### SUPPLIED RECORDS
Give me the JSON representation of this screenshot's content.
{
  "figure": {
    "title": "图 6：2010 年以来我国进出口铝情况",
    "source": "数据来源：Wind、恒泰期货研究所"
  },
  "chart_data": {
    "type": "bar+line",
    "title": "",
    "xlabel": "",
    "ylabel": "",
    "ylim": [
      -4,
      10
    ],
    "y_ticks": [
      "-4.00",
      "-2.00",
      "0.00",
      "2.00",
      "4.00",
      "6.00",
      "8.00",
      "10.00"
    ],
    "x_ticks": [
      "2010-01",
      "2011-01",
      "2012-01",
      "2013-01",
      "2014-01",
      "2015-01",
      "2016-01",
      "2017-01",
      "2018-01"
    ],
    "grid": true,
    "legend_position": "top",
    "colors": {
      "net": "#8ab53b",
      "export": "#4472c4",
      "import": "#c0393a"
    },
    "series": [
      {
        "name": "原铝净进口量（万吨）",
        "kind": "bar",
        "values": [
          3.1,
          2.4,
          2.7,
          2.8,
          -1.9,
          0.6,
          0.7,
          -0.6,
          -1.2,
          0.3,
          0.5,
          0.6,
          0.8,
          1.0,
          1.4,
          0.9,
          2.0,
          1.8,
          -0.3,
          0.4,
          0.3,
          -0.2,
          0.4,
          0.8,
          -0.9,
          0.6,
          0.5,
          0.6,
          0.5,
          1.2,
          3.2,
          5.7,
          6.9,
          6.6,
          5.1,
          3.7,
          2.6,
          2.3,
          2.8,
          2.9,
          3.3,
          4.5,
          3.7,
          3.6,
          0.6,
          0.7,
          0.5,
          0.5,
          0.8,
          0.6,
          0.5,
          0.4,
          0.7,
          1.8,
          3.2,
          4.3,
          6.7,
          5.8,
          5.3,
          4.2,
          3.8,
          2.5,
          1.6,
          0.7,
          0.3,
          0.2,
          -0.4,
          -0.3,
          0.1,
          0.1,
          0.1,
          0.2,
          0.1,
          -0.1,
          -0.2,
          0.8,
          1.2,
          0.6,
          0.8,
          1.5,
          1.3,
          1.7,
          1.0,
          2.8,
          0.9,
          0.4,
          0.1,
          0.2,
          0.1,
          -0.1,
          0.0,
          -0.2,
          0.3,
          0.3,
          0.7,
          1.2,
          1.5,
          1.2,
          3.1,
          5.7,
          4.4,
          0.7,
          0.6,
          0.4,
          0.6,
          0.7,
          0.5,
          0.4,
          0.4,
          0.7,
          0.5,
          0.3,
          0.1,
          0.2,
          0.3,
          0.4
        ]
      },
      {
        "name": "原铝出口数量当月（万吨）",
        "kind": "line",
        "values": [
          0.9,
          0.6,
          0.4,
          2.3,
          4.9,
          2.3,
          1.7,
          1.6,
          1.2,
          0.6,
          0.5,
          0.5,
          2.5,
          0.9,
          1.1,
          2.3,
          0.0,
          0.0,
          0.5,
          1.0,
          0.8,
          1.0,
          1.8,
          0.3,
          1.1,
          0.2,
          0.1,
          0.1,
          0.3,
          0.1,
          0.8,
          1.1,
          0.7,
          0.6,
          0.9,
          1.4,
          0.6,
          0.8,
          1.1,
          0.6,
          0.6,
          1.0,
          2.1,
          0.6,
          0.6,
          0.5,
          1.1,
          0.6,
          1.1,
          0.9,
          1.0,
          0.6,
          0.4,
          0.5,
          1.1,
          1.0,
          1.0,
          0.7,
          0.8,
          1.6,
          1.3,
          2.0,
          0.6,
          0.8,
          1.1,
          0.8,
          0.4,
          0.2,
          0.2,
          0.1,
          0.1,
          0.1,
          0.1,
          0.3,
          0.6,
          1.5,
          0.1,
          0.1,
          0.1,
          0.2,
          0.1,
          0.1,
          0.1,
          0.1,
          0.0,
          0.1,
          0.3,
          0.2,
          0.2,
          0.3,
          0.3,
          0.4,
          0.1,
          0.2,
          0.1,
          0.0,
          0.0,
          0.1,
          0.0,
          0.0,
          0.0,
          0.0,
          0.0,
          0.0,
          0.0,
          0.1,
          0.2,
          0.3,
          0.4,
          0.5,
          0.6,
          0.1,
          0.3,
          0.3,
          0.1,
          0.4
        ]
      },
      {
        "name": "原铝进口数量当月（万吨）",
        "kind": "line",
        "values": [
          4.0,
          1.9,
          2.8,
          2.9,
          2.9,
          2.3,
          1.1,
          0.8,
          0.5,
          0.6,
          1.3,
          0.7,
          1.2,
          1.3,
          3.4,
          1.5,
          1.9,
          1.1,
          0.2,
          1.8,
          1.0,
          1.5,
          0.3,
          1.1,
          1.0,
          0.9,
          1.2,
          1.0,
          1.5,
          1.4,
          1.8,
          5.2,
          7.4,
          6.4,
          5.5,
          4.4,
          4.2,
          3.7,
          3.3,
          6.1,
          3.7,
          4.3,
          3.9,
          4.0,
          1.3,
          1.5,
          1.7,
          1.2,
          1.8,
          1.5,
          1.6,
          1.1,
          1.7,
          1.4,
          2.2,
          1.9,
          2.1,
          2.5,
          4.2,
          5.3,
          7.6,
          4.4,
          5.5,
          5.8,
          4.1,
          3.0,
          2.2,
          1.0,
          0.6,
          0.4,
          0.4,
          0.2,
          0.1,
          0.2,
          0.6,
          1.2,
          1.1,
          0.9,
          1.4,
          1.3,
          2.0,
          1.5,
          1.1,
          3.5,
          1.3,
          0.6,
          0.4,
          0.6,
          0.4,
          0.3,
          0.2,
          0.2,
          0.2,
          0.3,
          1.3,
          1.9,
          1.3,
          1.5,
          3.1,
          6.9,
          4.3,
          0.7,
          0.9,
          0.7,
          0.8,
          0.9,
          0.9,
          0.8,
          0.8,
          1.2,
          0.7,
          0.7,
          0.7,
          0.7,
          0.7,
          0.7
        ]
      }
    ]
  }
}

### EXERCISE REQUIREMENTS
Write out every line from the records above, word for word.

### SOLUTION TO THE PROBLEM
Give me the JSON representation of this screenshot's content.
{
  "figure": {
    "title": "图 6：2010 年以来我国进出口铝情况",
    "source": "数据来源：Wind、恒泰期货研究所"
  },
  "chart_data": {
    "type": "bar+line",
    "title": "",
    "xlabel": "",
    "ylabel": "",
    "ylim": [
      -4,
      10
    ],
    "y_ticks": [
      "-4.00",
      "-2.00",
      "0.00",
      "2.00",
      "4.00",
      "6.00",
      "8.00",
      "10.00"
    ],
    "x_ticks": [
      "2010-01",
      "2011-01",
      "2012-01",
      "2013-01",
      "2014-01",
      "2015-01",
      "2016-01",
      "2017-01",
      "2018-01"
    ],
    "grid": true,
    "legend_position": "top",
    "colors": {
      "net": "#8ab53b",
      "export": "#4472c4",
      "import": "#c0393a"
    },
    "series": [
      {
        "name": "原铝净进口量（万吨）",
        "kind": "bar",
        "values": [
          3.1,
          2.4,
          2.7,
          2.8,
          -1.9,
          0.6,
          0.7,
          -0.6,
          -1.2,
          0.3,
          0.5,
          0.6,
          0.8,
          1.0,
          1.4,
          0.9,
          2.0,
          1.8,
          -0.3,
          0.4,
          0.3,
          -0.2,
          0.4,
          0.8,
          -0.9,
          0.6,
          0.5,
          0.6,
          0.5,
          1.2,
          3.2,
          5.7,
          6.9,
          6.6,
          5.1,
          3.7,
          2.6,
          2.3,
          2.8,
          2.9,
          3.3,
          4.5,
          3.7,
          3.6,
          0.6,
          0.7,
          0.5,
          0.5,
          0.8,
          0.6,
          0.5,
          0.4,
          0.7,
          1.8,
          3.2,
          4.3,
          6.7,
          5.8,
          5.3,
          4.2,
          3.8,
          2.5,
          1.6,
          0.7,
          0.3,
          0.2,
          -0.4,
          -0.3,
          0.1,
          0.1,
          0.1,
          0.2,
          0.1,
          -0.1,
          -0.2,
          0.8,
          1.2,
          0.6,
          0.8,
          1.5,
          1.3,
          1.7,
          1.0,
          2.8,
          0.9,
          0.4,
          0.1,
          0.2,
          0.1,
          -0.1,
          0.0,
          -0.2,
          0.3,
          0.3,
          0.7,
          1.2,
          1.5,
          1.2,
          3.1,
          5.7,
          4.4,
          0.7,
          0.6,
          0.4,
          0.6,
          0.7,
          0.5,
          0.4,
          0.4,
          0.7,
          0.5,
          0.3,
          0.1,
          0.2,
          0.3,
          0.4
        ]
      },
      {
        "name": "原铝出口数量当月（万吨）",
        "kind": "line",
        "values": [
          0.9,
          0.6,
          0.4,
          2.3,
          4.9,
          2.3,
          1.7,
          1.6,
          1.2,
          0.6,
          0.5,
          0.5,
          2.5,
          0.9,
          1.1,
          2.3,
          0.0,
          0.0,
          0.5,
          1.0,
          0.8,
          1.0,
          1.8,
          0.3,
          1.1,
          0.2,
          0.1,
          0.1,
          0.3,
          0.1,
          0.8,
          1.1,
          0.7,
          0.6,
          0.9,
          1.4,
          0.6,
          0.8,
          1.1,
          0.6,
          0.6,
          1.0,
          2.1,
          0.6,
          0.6,
          0.5,
          1.1,
          0.6,
          1.1,
          0.9,
          1.0,
          0.6,
          0.4,
          0.5,
          1.1,
          1.0,
          1.0,
          0.7,
          0.8,
          1.6,
          1.3,
          2.0,
          0.6,
          0.8,
          1.1,
          0.8,
          0.4,
          0.2,
          0.2,
          0.1,
          0.1,
          0.1,
          0.1,
          0.3,
          0.6,
          1.5,
          0.1,
          0.1,
          0.1,
          0.2,
          0.1,
          0.1,
          0.1,
          0.1,
          0.0,
          0.1,
          0.3,
          0.2,
          0.2,
          0.3,
          0.3,
          0.4,
          0.1,
          0.2,
          0.1,
          0.0,
          0.0,
          0.1,
          0.0,
          0.0,
          0.0,
          0.0,
          0.0,
          0.0,
          0.0,
          0.1,
          0.2,
          0.3,
          0.4,
          0.5,
          0.6,
          0.1,
          0.3,
          0.3,
          0.1,
          0.4
        ]
      },
      {
        "name": "原铝进口数量当月（万吨）",
        "kind": "line",
        "values": [
          4.0,
          1.9,
          2.8,
          2.9,
          2.9,
          2.3,
          1.1,
          0.8,
          0.5,
          0.6,
          1.3,
          0.7,
          1.2,
          1.3,
          3.4,
          1.5,
          1.9,
          1.1,
          0.2,
          1.8,
          1.0,
          1.5,
          0.3,
          1.1,
          1.0,
          0.9,
          1.2,
          1.0,
          1.5,
          1.4,
          1.8,
          5.2,
          7.4,
          6.4,
          5.5,
          4.4,
          4.2,
          3.7,
          3.3,
          6.1,
          3.7,
          4.3,
          3.9,
          4.0,
          1.3,
          1.5,
          1.7,
          1.2,
          1.8,
          1.5,
          1.6,
          1.1,
          1.7,
          1.4,
          2.2,
          1.9,
          2.1,
          2.5,
          4.2,
          5.3,
          7.6,
          4.4,
          5.5,
          5.8,
          4.1,
          3.0,
          2.2,
          1.0,
          0.6,
          0.4,
          0.4,
          0.2,
          0.1,
          0.2,
          0.6,
          1.2,
          1.1,
          0.9,
          1.4,
          1.3,
          2.0,
          1.5,
          1.1,
          3.5,
          1.3,
          0.6,
          0.4,
          0.6,
          0.4,
          0.3,
          0.2,
          0.2,
          0.2,
          0.3,
          1.3,
          1.9,
          1.3,
          1.5,
          3.1,
          6.9,
          4.3,
          0.7,
          0.9,
          0.7,
          0.8,
          0.9,
          0.9,
          0.8,
          0.8,
          1.2,
          0.7,
          0.7,
          0.7,
          0.7,
          0.7,
          0.7
        ]
      }
    ]
  }
}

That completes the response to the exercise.